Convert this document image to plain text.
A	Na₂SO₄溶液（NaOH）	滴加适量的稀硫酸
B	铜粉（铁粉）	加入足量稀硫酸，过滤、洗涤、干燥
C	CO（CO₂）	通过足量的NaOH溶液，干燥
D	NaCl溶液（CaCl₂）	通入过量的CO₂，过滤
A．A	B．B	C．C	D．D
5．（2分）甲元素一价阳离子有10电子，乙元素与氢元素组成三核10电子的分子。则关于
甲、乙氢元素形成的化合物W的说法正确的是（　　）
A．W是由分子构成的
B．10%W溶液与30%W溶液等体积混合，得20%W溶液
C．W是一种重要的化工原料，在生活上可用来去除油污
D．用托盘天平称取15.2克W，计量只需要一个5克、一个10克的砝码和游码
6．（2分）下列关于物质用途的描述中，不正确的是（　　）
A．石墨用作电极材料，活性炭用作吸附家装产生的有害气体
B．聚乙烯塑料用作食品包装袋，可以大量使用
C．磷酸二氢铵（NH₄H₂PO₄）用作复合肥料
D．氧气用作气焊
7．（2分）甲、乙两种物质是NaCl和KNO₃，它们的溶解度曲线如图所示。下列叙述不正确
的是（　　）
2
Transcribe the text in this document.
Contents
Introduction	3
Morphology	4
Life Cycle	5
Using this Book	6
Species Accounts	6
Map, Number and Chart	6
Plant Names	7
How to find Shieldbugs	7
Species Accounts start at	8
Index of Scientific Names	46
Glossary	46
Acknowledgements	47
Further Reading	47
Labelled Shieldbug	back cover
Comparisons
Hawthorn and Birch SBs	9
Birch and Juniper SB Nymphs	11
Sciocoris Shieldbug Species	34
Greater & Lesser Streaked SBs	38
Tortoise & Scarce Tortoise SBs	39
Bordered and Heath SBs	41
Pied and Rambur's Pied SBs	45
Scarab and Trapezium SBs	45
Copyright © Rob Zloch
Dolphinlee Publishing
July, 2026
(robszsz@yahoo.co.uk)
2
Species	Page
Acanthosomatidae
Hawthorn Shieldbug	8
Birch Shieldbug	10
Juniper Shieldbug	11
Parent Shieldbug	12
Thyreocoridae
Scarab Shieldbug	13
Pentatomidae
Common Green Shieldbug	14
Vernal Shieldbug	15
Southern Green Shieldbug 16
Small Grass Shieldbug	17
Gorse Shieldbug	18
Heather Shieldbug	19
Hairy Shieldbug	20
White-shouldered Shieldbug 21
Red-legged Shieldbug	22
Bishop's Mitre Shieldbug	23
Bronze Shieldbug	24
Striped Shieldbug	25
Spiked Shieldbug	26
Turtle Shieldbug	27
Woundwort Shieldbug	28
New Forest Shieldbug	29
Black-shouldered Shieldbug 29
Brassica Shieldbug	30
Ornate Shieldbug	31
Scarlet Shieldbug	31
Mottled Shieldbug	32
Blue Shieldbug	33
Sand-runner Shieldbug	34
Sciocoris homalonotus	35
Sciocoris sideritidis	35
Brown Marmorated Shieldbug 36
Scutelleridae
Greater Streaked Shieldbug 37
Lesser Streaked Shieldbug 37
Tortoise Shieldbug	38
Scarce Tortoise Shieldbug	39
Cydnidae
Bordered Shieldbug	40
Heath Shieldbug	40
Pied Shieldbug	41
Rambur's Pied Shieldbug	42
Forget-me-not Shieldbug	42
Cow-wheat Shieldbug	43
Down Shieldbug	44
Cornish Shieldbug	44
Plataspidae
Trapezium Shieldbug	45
=======
__GOAL__. Where a line of the material above holds the string "document", copy that line.

__SOLUTION__.
Convert this document image to plain text.
Transcribe the text in this document.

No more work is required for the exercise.